Stated exercise: Provide an exact reproduction of every entry.
— begin Records for this exercise —
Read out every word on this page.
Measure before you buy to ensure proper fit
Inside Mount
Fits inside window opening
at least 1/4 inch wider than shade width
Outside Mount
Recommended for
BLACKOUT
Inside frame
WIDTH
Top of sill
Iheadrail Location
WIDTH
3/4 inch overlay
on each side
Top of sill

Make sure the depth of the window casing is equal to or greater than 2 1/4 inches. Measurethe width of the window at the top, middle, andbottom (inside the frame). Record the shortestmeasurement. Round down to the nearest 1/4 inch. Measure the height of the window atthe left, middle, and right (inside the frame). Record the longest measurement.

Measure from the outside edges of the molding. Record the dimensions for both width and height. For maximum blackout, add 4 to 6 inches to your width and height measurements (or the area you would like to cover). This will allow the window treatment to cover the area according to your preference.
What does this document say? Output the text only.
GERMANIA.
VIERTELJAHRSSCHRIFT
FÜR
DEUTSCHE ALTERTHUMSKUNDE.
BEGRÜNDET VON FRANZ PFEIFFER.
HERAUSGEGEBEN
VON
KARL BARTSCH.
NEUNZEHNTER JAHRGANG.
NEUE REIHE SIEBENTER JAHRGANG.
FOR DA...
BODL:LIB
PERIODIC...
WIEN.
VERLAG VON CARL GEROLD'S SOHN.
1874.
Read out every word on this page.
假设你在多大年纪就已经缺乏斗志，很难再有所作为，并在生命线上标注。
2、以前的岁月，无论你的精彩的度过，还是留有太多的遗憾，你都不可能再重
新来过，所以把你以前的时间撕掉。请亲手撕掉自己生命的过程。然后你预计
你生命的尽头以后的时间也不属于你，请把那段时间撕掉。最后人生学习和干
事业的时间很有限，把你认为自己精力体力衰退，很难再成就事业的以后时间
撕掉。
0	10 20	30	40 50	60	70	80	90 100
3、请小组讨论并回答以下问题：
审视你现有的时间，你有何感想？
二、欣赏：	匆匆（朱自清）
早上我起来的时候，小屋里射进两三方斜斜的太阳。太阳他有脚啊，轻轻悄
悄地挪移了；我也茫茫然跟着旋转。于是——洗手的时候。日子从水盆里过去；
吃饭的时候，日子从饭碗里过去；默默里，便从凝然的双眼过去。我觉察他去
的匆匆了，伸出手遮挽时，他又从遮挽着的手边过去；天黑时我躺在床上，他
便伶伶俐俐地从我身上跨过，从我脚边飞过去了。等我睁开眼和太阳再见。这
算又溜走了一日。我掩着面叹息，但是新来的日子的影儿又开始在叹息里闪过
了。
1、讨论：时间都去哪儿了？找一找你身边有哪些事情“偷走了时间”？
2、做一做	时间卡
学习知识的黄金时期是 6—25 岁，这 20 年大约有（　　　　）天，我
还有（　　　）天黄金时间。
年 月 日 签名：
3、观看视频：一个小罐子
— end Records for this exercise —
Answer below:
Read out every word on this page.
Measure before you buy to ensure proper fit
Inside Mount
Fits inside window opening
at least 1/4 inch wider than shade width
Outside Mount
Recommended for
BLACKOUT
Inside frame
WIDTH
Top of sill
Iheadrail Location
WIDTH
3/4 inch overlay
on each side
Top of sill

Make sure the depth of the window casing is equal to or greater than 2 1/4 inches. Measurethe width of the window at the top, middle, andbottom (inside the frame). Record the shortestmeasurement. Round down to the nearest 1/4 inch. Measure the height of the window atthe left, middle, and right (inside the frame). Record the longest measurement.

Measure from the outside edges of the molding. Record the dimensions for both width and height. For maximum blackout, add 4 to 6 inches to your width and height measurements (or the area you would like to cover). This will allow the window treatment to cover the area according to your preference.
What does this document say? Output the text only.
GERMANIA.
VIERTELJAHRSSCHRIFT
FÜR
DEUTSCHE ALTERTHUMSKUNDE.
BEGRÜNDET VON FRANZ PFEIFFER.
HERAUSGEGEBEN
VON
KARL BARTSCH.
NEUNZEHNTER JAHRGANG.
NEUE REIHE SIEBENTER JAHRGANG.
FOR DA...
BODL:LIB
PERIODIC...
WIEN.
VERLAG VON CARL GEROLD'S SOHN.
1874.
Read out every word on this page.
假设你在多大年纪就已经缺乏斗志，很难再有所作为，并在生命线上标注。
2、以前的岁月，无论你的精彩的度过，还是留有太多的遗憾，你都不可能再重
新来过，所以把你以前的时间撕掉。请亲手撕掉自己生命的过程。然后你预计
你生命的尽头以后的时间也不属于你，请把那段时间撕掉。最后人生学习和干
事业的时间很有限，把你认为自己精力体力衰退，很难再成就事业的以后时间
撕掉。
0	10 20	30	40 50	60	70	80	90 100
3、请小组讨论并回答以下问题：
审视你现有的时间，你有何感想？
二、欣赏：	匆匆（朱自清）
早上我起来的时候，小屋里射进两三方斜斜的太阳。太阳他有脚啊，轻轻悄
悄地挪移了；我也茫茫然跟着旋转。于是——洗手的时候。日子从水盆里过去；
吃饭的时候，日子从饭碗里过去；默默里，便从凝然的双眼过去。我觉察他去
的匆匆了，伸出手遮挽时，他又从遮挽着的手边过去；天黑时我躺在床上，他
便伶伶俐俐地从我身上跨过，从我脚边飞过去了。等我睁开眼和太阳再见。这
算又溜走了一日。我掩着面叹息，但是新来的日子的影儿又开始在叹息里闪过
了。
1、讨论：时间都去哪儿了？找一找你身边有哪些事情“偷走了时间”？
2、做一做	时间卡
学习知识的黄金时期是 6—25 岁，这 20 年大约有（　　　　）天，我
还有（　　　）天黄金时间。
年 月 日 签名：
3、观看视频：一个小罐子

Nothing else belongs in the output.